::: EXTRACTED TEXT
Let m be the mass of a particle executing simple harmonic motion. A is the amplitude and T is the time period of the motion. The particle possesses kinetic energy due to its velocity all along its path of motion except at the extremities. Again restoring force acts on the particle all along its path of motion except at the position of equilibrium. So, the work that is to be done to move the particle against the storing force remains stored in the particle as potential energy.

## Kinetic Energy of Simple Harmonic Motion:

At a displacement x from the position of equilibrium,

the velocity of the particle v = ω√(A^{2} – x^{2})

So, the kinetic energy of the particle of mass m at that instant,

K = 1/2 mv

^{2}= 1/2 mω^{2}(A^{2}– x^{2})

So, **the kinetic energy of a particle executing SHM is maximum at the position of equilibrium and zero at the two ends, at the two extremities of its path of motion**.
::::::
::: RECORDS PROVIDED
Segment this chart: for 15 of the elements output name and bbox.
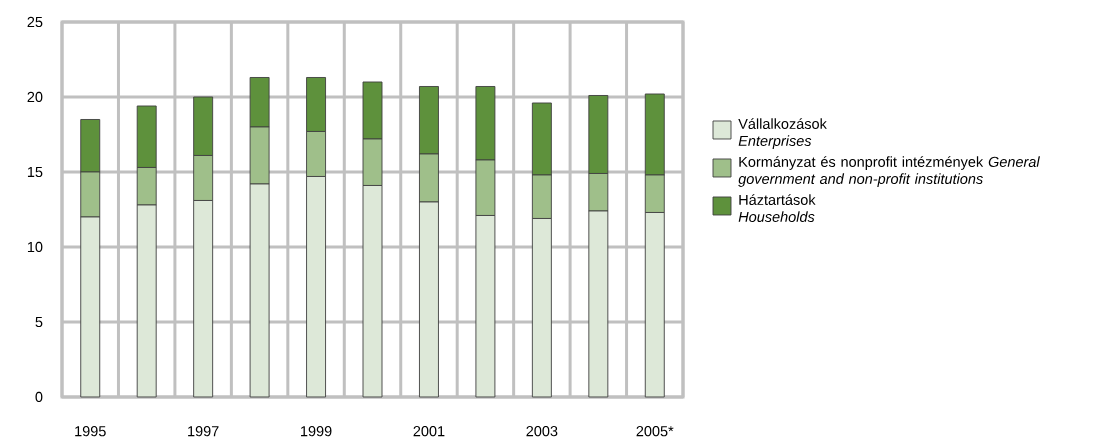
y-tick-label: 0 bbox=[35, 391, 43, 403]
y-tick-label: 10 bbox=[27, 241, 43, 253]
x-tick-label: 2005* bbox=[636, 426, 674, 437]
y-tick-label: 20 bbox=[27, 91, 43, 103]
x-tick-label: 1997 bbox=[188, 426, 219, 437]
y-tick-label: 5 bbox=[35, 316, 43, 328]
x-tick-label: 2001 bbox=[413, 426, 445, 437]
x-tick-label: 1999 bbox=[301, 426, 332, 437]
y-tick-label: 15 bbox=[27, 166, 43, 178]
x-tick-label: 2003 bbox=[526, 426, 558, 437]
legend-label: Háztartások Households bbox=[738, 194, 816, 223]
y-tick-label: 25 bbox=[27, 16, 43, 28]
x-tick-label: 1995 bbox=[75, 426, 106, 437]
legend-label: Kormányzat és nonprofit intézmények General government and non-profit institutions bbox=[738, 156, 1040, 187]
legend-label: Vállalkozások Enterprises bbox=[738, 118, 827, 149]
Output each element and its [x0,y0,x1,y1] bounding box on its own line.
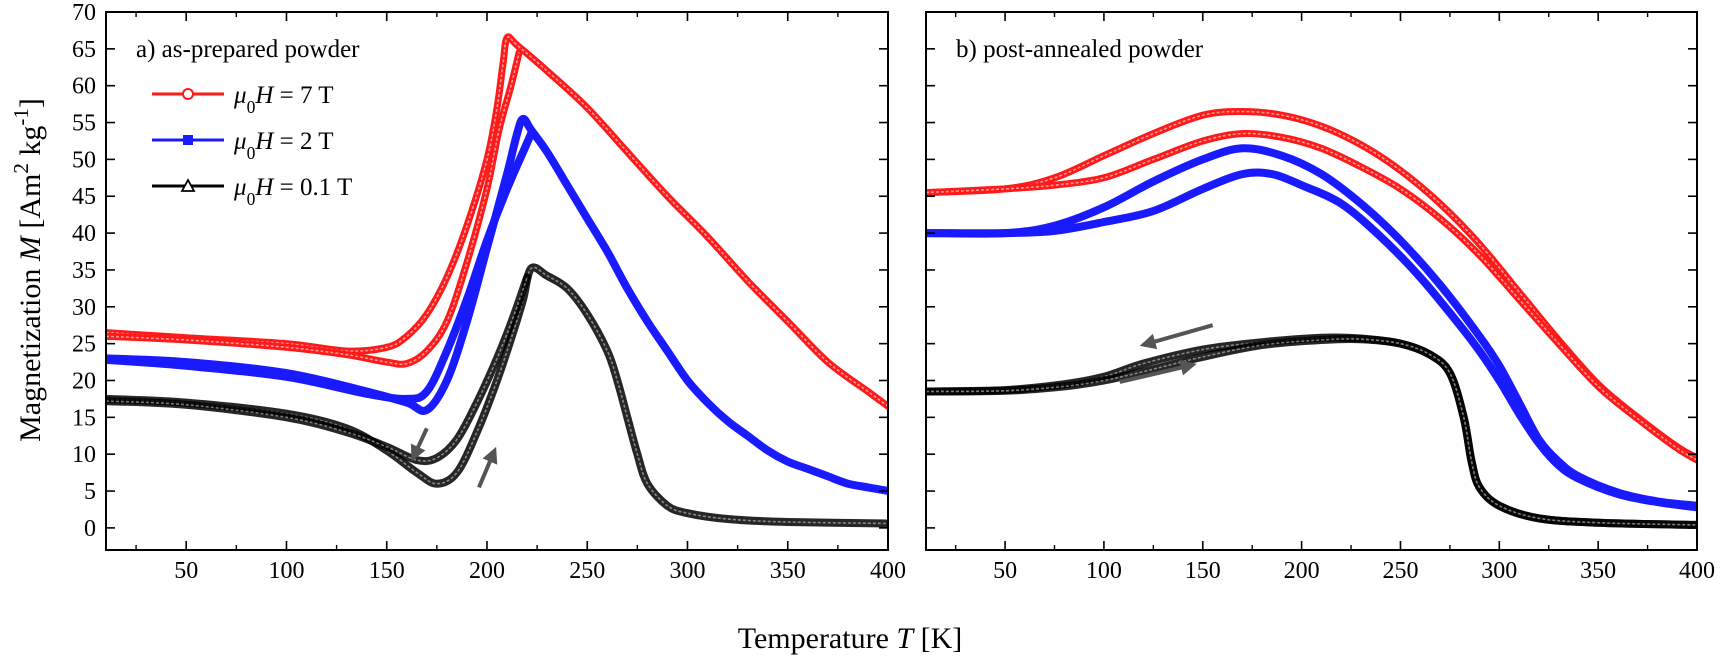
x-tick-label: 200 [469,558,505,584]
x-tick-label: 250 [1382,558,1418,584]
panel-label-a: a) as-prepared powder [136,36,360,63]
y-tick-label: 35 [72,258,96,284]
series-line-2-t-heating [106,114,888,495]
series-texture-7-t-cooling [106,52,520,366]
x-axis-title: Temperature T [K] [738,622,963,655]
y-tick-label: 70 [72,0,96,26]
x-tick-label: 100 [268,558,304,584]
series-line-7-t-cooling [926,108,1697,462]
x-tick-label: 300 [1481,558,1517,584]
series-texture-0-1-t-cooling [106,277,528,462]
legend-marker-square-icon [183,135,193,145]
plot-frame-b [925,11,1698,551]
x-tick-label: 50 [993,558,1017,584]
x-tick-label: 400 [1679,558,1715,584]
y-tick-label: 20 [72,368,96,394]
series-line-2-t-heating [926,168,1697,512]
direction-arrow-b-0 [1139,323,1214,350]
curves-layer [106,33,1697,529]
y-tick-label: 65 [72,37,96,63]
arrows-layer [410,323,1214,489]
x-tick-label: 50 [174,558,198,584]
x-tick-label: 300 [669,558,705,584]
series-line-2-t-cooling [926,144,1697,510]
plot-frame-a [105,11,889,551]
frames-layer [105,11,1698,551]
direction-arrow-a-0 [410,427,429,462]
x-tick-label: 400 [870,558,906,584]
y-tick-label: 0 [84,516,96,542]
direction-arrow-b-1 [1119,359,1197,384]
x-tick-label: 150 [1185,558,1221,584]
series-texture-0-1-t-heating [926,338,1697,526]
y-tick-label: 45 [72,184,96,210]
y-tick-label: 15 [72,405,96,431]
series-texture-7-t-heating [106,36,888,407]
series-texture-0-1-t-heating [106,266,888,525]
y-tick-label: 50 [72,147,96,173]
y-axis-title: Magnetization M [Am2 kg-1] [9,98,47,442]
y-tick-label: 10 [72,442,96,468]
series-line-2-t-cooling [106,129,536,403]
direction-arrow-a-1 [477,446,498,489]
x-tick-label: 150 [369,558,405,584]
y-tick-label: 60 [72,74,96,100]
y-tick-label: 55 [72,111,96,137]
x-tick-label: 250 [569,558,605,584]
legend-label-1: μ0H = 2 T [233,128,334,163]
x-tick-label: 100 [1086,558,1122,584]
legend-label-2: μ0H = 0.1 T [233,174,352,209]
ticks-layer: 50 100 150 200 250 300 350 400 0 5 10 15 20 25 30 35 40 4… [72,0,1715,584]
y-tick-label: 25 [72,332,96,358]
series-line-7-t-heating [926,129,1697,464]
x-tick-label: 350 [1580,558,1616,584]
series-line-0-1-t-heating [926,334,1697,529]
x-tick-label: 350 [770,558,806,584]
panel-b [926,108,1697,529]
legend-marker-triangle-icon [180,178,196,192]
x-tick-label: 200 [1284,558,1320,584]
legend: μ0H = 7 T μ0H = 2 T μ0H = 0.1 T [152,82,352,209]
panel-a [106,33,888,528]
y-tick-label: 30 [72,295,96,321]
legend-label-0: μ0H = 7 T [233,82,334,117]
labels-layer: a) as-prepared powder b) post-annealed po… [9,36,1204,655]
series-texture-7-t-cooling [926,110,1697,459]
y-tick-label: 5 [84,479,96,505]
y-tick-label: 40 [72,221,96,247]
panel-label-b: b) post-annealed powder [956,36,1204,63]
legend-marker-circle-icon [182,88,194,100]
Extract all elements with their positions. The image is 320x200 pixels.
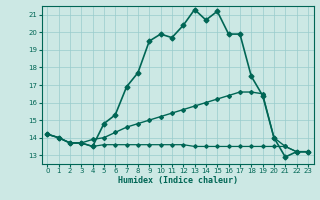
::::::
**WHAT TO DO**
- A) Retype the lines in the entries from the line with "y-tick-label: 0 bbox=[35, 391, 43, 403]" up to and including the line with "y-tick-label: 5 bbox=[35, 316, 43, 328]", keeping each one unchanged.
- B) Extend the text on the energy of a particle in simple harmonic motion, picking up right after its last sentence.

**PER-TASK ANSWERS**
- A)
y-tick-label: 0 bbox=[35, 391, 43, 403]
y-tick-label: 10 bbox=[27, 241, 43, 253]
x-tick-label: 2005* bbox=[636, 426, 674, 437]
y-tick-label: 20 bbox=[27, 91, 43, 103]
x-tick-label: 1997 bbox=[188, 426, 219, 437]
y-tick-label: 5 bbox=[35, 316, 43, 328]

- B)
## Potential Energy of Simple Harmonic Motion:

When the particle is at a distance x from its position of equilibrium, the restoring force acting on it is, F = mω^{2}x.

Again, when the particle is just at the position of equilibrium, x = 0, the restoring force F = 0, and no force acts on the particle.

So, within the displacement from 0 to x, the average force acting on the particle = (0 + mω^{2}x)/2 = (1/2)mω^{2}x

Now, the potential energy of the particle, U = work done to move the particle through the distance x against this average force = average force x displacement acting on the particle.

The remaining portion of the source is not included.